### SUPPLIED RECORDS
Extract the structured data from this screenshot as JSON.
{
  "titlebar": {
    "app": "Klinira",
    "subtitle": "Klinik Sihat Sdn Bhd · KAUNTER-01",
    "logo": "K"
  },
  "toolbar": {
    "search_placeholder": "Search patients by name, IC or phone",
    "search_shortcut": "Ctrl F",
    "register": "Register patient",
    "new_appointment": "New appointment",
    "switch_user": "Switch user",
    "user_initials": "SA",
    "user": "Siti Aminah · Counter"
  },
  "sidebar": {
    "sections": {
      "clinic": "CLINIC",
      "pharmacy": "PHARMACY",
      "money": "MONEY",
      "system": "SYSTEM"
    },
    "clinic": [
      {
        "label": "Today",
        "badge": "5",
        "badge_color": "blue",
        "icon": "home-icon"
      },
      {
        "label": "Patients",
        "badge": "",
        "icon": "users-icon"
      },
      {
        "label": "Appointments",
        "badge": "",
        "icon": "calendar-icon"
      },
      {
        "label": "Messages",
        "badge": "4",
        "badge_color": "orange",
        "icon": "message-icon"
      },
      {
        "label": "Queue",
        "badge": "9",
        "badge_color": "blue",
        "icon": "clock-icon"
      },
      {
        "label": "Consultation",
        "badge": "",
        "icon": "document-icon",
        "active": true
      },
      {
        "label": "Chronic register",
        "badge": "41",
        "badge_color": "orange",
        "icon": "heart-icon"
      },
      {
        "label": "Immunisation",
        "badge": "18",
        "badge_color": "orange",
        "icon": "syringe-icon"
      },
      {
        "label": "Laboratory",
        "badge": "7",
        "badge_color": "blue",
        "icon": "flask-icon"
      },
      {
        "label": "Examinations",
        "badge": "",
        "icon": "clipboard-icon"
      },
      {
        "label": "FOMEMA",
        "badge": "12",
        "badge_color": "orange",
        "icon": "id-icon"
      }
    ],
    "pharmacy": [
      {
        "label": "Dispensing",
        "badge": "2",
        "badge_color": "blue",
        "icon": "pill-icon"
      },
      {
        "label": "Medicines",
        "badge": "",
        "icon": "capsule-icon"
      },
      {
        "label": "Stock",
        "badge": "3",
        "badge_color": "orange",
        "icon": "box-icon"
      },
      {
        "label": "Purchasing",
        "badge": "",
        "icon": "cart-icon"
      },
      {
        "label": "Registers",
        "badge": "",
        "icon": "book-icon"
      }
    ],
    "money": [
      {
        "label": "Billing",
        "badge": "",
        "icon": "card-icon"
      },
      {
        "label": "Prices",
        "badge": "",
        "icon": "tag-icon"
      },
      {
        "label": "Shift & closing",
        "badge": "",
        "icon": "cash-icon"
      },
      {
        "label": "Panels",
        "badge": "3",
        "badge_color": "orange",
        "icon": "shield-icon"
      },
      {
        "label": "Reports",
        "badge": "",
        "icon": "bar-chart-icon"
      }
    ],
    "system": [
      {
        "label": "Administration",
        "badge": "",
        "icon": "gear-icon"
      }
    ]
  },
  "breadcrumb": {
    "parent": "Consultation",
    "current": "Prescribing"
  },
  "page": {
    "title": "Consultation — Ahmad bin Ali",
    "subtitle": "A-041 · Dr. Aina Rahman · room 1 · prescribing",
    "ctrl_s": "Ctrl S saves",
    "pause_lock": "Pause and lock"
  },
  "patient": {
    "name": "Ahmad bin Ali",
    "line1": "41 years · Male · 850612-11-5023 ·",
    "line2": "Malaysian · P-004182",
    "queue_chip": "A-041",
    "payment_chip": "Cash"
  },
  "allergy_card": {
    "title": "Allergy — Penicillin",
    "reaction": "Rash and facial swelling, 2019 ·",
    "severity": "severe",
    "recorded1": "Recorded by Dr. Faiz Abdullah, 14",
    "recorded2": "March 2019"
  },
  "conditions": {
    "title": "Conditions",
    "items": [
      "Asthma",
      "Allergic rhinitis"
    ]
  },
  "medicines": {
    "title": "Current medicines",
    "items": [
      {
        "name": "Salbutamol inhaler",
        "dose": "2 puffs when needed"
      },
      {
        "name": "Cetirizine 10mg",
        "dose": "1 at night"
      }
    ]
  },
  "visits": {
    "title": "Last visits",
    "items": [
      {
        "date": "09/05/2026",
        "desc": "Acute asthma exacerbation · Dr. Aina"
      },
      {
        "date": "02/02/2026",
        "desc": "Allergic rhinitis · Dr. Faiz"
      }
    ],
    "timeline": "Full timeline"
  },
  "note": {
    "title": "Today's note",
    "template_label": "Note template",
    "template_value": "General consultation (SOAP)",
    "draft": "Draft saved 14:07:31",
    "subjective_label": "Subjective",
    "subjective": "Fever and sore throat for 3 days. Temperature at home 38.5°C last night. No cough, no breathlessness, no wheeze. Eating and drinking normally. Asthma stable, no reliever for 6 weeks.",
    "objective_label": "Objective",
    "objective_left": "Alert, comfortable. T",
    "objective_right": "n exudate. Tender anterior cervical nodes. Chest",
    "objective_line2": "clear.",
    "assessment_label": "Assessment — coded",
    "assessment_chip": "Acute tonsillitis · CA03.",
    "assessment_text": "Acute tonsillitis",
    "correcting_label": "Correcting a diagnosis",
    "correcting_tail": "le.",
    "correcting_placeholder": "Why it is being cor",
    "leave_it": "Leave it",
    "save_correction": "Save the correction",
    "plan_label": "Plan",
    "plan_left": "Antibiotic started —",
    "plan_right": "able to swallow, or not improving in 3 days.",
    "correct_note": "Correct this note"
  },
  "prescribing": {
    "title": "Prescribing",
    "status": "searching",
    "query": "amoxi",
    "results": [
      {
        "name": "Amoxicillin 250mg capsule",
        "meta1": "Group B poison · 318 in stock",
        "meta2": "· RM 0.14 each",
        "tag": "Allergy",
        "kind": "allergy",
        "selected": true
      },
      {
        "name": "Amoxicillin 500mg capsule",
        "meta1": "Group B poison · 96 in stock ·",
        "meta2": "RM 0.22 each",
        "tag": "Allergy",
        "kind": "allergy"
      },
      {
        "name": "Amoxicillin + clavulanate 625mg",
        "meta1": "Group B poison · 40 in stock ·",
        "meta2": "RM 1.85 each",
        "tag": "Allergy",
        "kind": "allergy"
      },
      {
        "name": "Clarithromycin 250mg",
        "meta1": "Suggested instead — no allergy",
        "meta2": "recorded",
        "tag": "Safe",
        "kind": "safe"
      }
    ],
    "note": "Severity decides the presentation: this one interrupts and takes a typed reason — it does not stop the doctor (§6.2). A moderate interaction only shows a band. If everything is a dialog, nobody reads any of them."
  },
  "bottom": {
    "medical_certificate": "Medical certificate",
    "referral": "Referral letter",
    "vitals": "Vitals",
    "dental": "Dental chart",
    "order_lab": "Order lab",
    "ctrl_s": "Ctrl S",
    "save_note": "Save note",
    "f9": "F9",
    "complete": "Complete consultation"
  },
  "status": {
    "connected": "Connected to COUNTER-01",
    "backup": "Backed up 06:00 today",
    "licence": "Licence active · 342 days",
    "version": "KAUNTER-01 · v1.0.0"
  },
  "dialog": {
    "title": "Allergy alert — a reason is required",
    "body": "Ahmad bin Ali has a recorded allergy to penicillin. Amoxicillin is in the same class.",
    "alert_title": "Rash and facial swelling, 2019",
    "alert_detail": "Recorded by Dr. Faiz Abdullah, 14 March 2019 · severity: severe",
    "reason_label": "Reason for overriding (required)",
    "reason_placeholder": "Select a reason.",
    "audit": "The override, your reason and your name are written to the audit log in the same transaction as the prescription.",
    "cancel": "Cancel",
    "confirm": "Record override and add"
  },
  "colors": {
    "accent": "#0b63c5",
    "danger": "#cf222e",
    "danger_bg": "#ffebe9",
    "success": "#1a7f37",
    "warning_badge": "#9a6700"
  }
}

### WHAT IS REQUIRED
For this exercise, copy all of the material exactly as it stands.

### TASK OUTPUT
Extract the structured data from this screenshot as JSON.
{
  "titlebar": {
    "app": "Klinira",
    "subtitle": "Klinik Sihat Sdn Bhd · KAUNTER-01",
    "logo": "K"
  },
  "toolbar": {
    "search_placeholder": "Search patients by name, IC or phone",
    "search_shortcut": "Ctrl F",
    "register": "Register patient",
    "new_appointment": "New appointment",
    "switch_user": "Switch user",
    "user_initials": "SA",
    "user": "Siti Aminah · Counter"
  },
  "sidebar": {
    "sections": {
      "clinic": "CLINIC",
      "pharmacy": "PHARMACY",
      "money": "MONEY",
      "system": "SYSTEM"
    },
    "clinic": [
      {
        "label": "Today",
        "badge": "5",
        "badge_color": "blue",
        "icon": "home-icon"
      },
      {
        "label": "Patients",
        "badge": "",
        "icon": "users-icon"
      },
      {
        "label": "Appointments",
        "badge": "",
        "icon": "calendar-icon"
      },
      {
        "label": "Messages",
        "badge": "4",
        "badge_color": "orange",
        "icon": "message-icon"
      },
      {
        "label": "Queue",
        "badge": "9",
        "badge_color": "blue",
        "icon": "clock-icon"
      },
      {
        "label": "Consultation",
        "badge": "",
        "icon": "document-icon",
        "active": true
      },
      {
        "label": "Chronic register",
        "badge": "41",
        "badge_color": "orange",
        "icon": "heart-icon"
      },
      {
        "label": "Immunisation",
        "badge": "18",
        "badge_color": "orange",
        "icon": "syringe-icon"
      },
      {
        "label": "Laboratory",
        "badge": "7",
        "badge_color": "blue",
        "icon": "flask-icon"
      },
      {
        "label": "Examinations",
        "badge": "",
        "icon": "clipboard-icon"
      },
      {
        "label": "FOMEMA",
        "badge": "12",
        "badge_color": "orange",
        "icon": "id-icon"
      }
    ],
    "pharmacy": [
      {
        "label": "Dispensing",
        "badge": "2",
        "badge_color": "blue",
        "icon": "pill-icon"
      },
      {
        "label": "Medicines",
        "badge": "",
        "icon": "capsule-icon"
      },
      {
        "label": "Stock",
        "badge": "3",
        "badge_color": "orange",
        "icon": "box-icon"
      },
      {
        "label": "Purchasing",
        "badge": "",
        "icon": "cart-icon"
      },
      {
        "label": "Registers",
        "badge": "",
        "icon": "book-icon"
      }
    ],
    "money": [
      {
        "label": "Billing",
        "badge": "",
        "icon": "card-icon"
      },
      {
        "label": "Prices",
        "badge": "",
        "icon": "tag-icon"
      },
      {
        "label": "Shift & closing",
        "badge": "",
        "icon": "cash-icon"
      },
      {
        "label": "Panels",
        "badge": "3",
        "badge_color": "orange",
        "icon": "shield-icon"
      },
      {
        "label": "Reports",
        "badge": "",
        "icon": "bar-chart-icon"
      }
    ],
    "system": [
      {
        "label": "Administration",
        "badge": "",
        "icon": "gear-icon"
      }
    ]
  },
  "breadcrumb": {
    "parent": "Consultation",
    "current": "Prescribing"
  },
  "page": {
    "title": "Consultation — Ahmad bin Ali",
    "subtitle": "A-041 · Dr. Aina Rahman · room 1 · prescribing",
    "ctrl_s": "Ctrl S saves",
    "pause_lock": "Pause and lock"
  },
  "patient": {
    "name": "Ahmad bin Ali",
    "line1": "41 years · Male · 850612-11-5023 ·",
    "line2": "Malaysian · P-004182",
    "queue_chip": "A-041",
    "payment_chip": "Cash"
  },
  "allergy_card": {
    "title": "Allergy — Penicillin",
    "reaction": "Rash and facial swelling, 2019 ·",
    "severity": "severe",
    "recorded1": "Recorded by Dr. Faiz Abdullah, 14",
    "recorded2": "March 2019"
  },
  "conditions": {
    "title": "Conditions",
    "items": [
      "Asthma",
      "Allergic rhinitis"
    ]
  },
  "medicines": {
    "title": "Current medicines",
    "items": [
      {
        "name": "Salbutamol inhaler",
        "dose": "2 puffs when needed"
      },
      {
        "name": "Cetirizine 10mg",
        "dose": "1 at night"
      }
    ]
  },
  "visits": {
    "title": "Last visits",
    "items": [
      {
        "date": "09/05/2026",
        "desc": "Acute asthma exacerbation · Dr. Aina"
      },
      {
        "date": "02/02/2026",
        "desc": "Allergic rhinitis · Dr. Faiz"
      }
    ],
    "timeline": "Full timeline"
  },
  "note": {
    "title": "Today's note",
    "template_label": "Note template",
    "template_value": "General consultation (SOAP)",
    "draft": "Draft saved 14:07:31",
    "subjective_label": "Subjective",
    "subjective": "Fever and sore throat for 3 days. Temperature at home 38.5°C last night. No cough, no breathlessness, no wheeze. Eating and drinking normally. Asthma stable, no reliever for 6 weeks.",
    "objective_label": "Objective",
    "objective_left": "Alert, comfortable. T",
    "objective_right": "n exudate. Tender anterior cervical nodes. Chest",
    "objective_line2": "clear.",
    "assessment_label": "Assessment — coded",
    "assessment_chip": "Acute tonsillitis · CA03.",
    "assessment_text": "Acute tonsillitis",
    "correcting_label": "Correcting a diagnosis",
    "correcting_tail": "le.",
    "correcting_placeholder": "Why it is being cor",
    "leave_it": "Leave it",
    "save_correction": "Save the correction",
    "plan_label": "Plan",
    "plan_left": "Antibiotic started —",
    "plan_right": "able to swallow, or not improving in 3 days.",
    "correct_note": "Correct this note"
  },
  "prescribing": {
    "title": "Prescribing",
    "status": "searching",
    "query": "amoxi",
    "results": [
      {
        "name": "Amoxicillin 250mg capsule",
        "meta1": "Group B poison · 318 in stock",
        "meta2": "· RM 0.14 each",
        "tag": "Allergy",
        "kind": "allergy",
        "selected": true
      },
      {
        "name": "Amoxicillin 500mg capsule",
        "meta1": "Group B poison · 96 in stock ·",
        "meta2": "RM 0.22 each",
        "tag": "Allergy",
        "kind": "allergy"
      },
      {
        "name": "Amoxicillin + clavulanate 625mg",
        "meta1": "Group B poison · 40 in stock ·",
        "meta2": "RM 1.85 each",
        "tag": "Allergy",
        "kind": "allergy"
      },
      {
        "name": "Clarithromycin 250mg",
        "meta1": "Suggested instead — no allergy",
        "meta2": "recorded",
        "tag": "Safe",
        "kind": "safe"
      }
    ],
    "note": "Severity decides the presentation: this one interrupts and takes a typed reason — it does not stop the doctor (§6.2). A moderate interaction only shows a band. If everything is a dialog, nobody reads any of them."
  },
  "bottom": {
    "medical_certificate": "Medical certificate",
    "referral": "Referral letter",
    "vitals": "Vitals",
    "dental": "Dental chart",
    "order_lab": "Order lab",
    "ctrl_s": "Ctrl S",
    "save_note": "Save note",
    "f9": "F9",
    "complete": "Complete consultation"
  },
  "status": {
    "connected": "Connected to COUNTER-01",
    "backup": "Backed up 06:00 today",
    "licence": "Licence active · 342 days",
    "version": "KAUNTER-01 · v1.0.0"
  },
  "dialog": {
    "title": "Allergy alert — a reason is required",
    "body": "Ahmad bin Ali has a recorded allergy to penicillin. Amoxicillin is in the same class.",
    "alert_title": "Rash and facial swelling, 2019",
    "alert_detail": "Recorded by Dr. Faiz Abdullah, 14 March 2019 · severity: severe",
    "reason_label": "Reason for overriding (required)",
    "reason_placeholder": "Select a reason.",
    "audit": "The override, your reason and your name are written to the audit log in the same transaction as the prescription.",
    "cancel": "Cancel",
    "confirm": "Record override and add"
  },
  "colors": {
    "accent": "#0b63c5",
    "danger": "#cf222e",
    "danger_bg": "#ffebe9",
    "success": "#1a7f37",
    "warning_badge": "#9a6700"
  }
}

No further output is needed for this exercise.